* **What is being asked**: Find the string "title" in the data, then copy every line where it is found.

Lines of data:
_ _ _ _ _ _ _

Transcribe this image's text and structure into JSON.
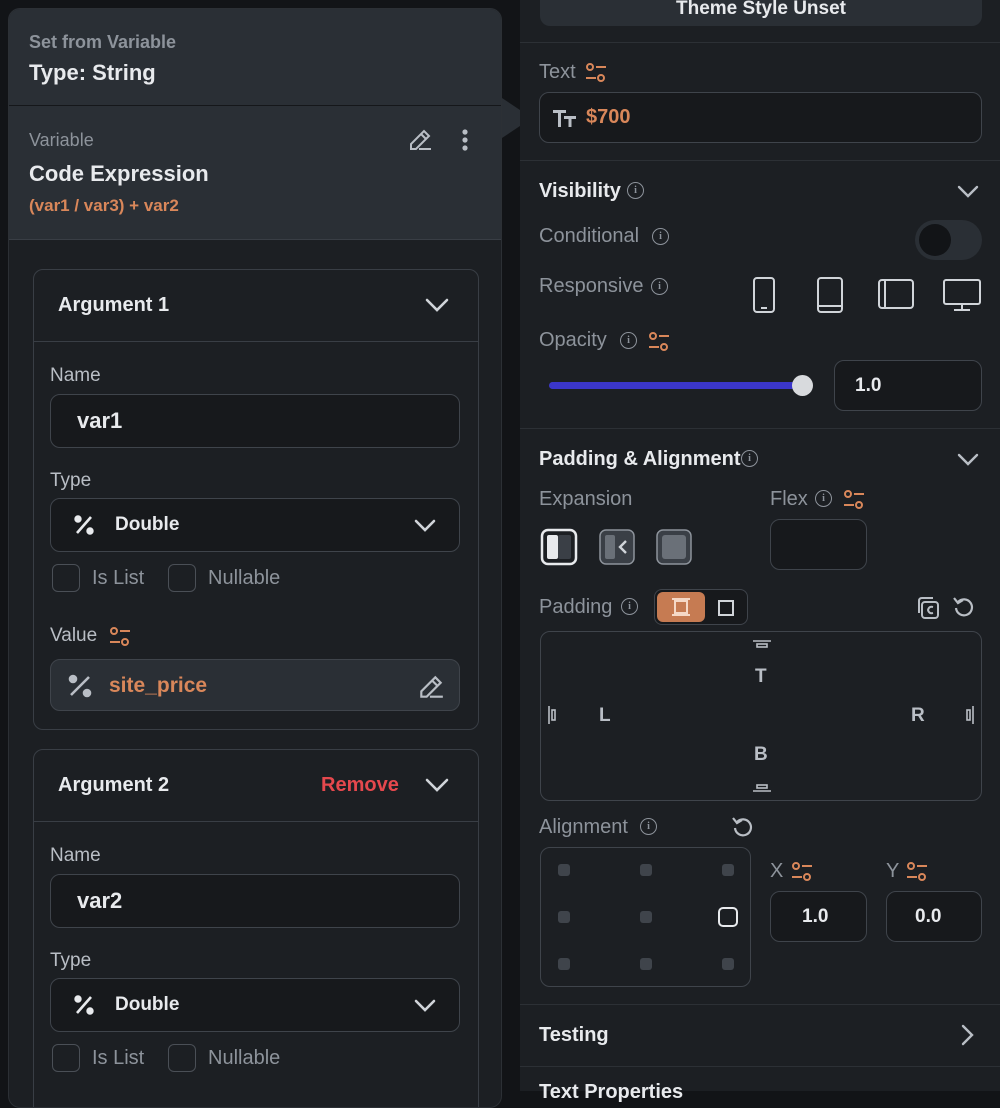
{
  "variable_panel": {
    "header": {
      "title": "Set from Variable",
      "type_label": "Type: String"
    },
    "variable": {
      "label": "Variable",
      "name": "Code Expression",
      "expression": "(var1 / var3) + var2"
    },
    "arguments": [
      {
        "title": "Argument 1",
        "name_label": "Name",
        "name_value": "var1",
        "type_label": "Type",
        "type_value": "Double",
        "is_list_label": "Is List",
        "nullable_label": "Nullable",
        "value_label": "Value",
        "value": "site_price"
      },
      {
        "title": "Argument 2",
        "remove_label": "Remove",
        "name_label": "Name",
        "name_value": "var2",
        "type_label": "Type",
        "type_value": "Double",
        "is_list_label": "Is List",
        "nullable_label": "Nullable"
      }
    ]
  },
  "properties_panel": {
    "theme_button_label": "Theme Style Unset",
    "text": {
      "label": "Text",
      "value": "$700"
    },
    "visibility": {
      "title": "Visibility",
      "conditional_label": "Conditional",
      "conditional_on": false,
      "responsive_label": "Responsive",
      "devices": [
        "phone-icon",
        "tablet-icon",
        "tablet-landscape-icon",
        "desktop-icon"
      ],
      "opacity_label": "Opacity",
      "opacity_value": "1.0",
      "opacity_fraction": 1.0
    },
    "padding_alignment": {
      "title": "Padding & Alignment",
      "expansion_label": "Expansion",
      "flex_label": "Flex",
      "padding_label": "Padding",
      "padding_sides": {
        "top": "T",
        "left": "L",
        "right": "R",
        "bottom": "B"
      },
      "alignment_label": "Alignment",
      "x_label": "X",
      "x_value": "1.0",
      "y_label": "Y",
      "y_value": "0.0"
    },
    "testing": {
      "title": "Testing"
    },
    "next_section_partial": "Text Properties"
  },
  "colors": {
    "accent": "#d9875a",
    "slider": "#3b36c9",
    "danger": "#e5484d"
  }
}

_ _ _ _ _ _ _

* **Result of the exercise**:
      "title": "Set from Variable",
        "title": "Argument 1",
        "title": "Argument 2",
      "title": "Visibility",
      "title": "Padding & Alignment",
      "title": "Testing"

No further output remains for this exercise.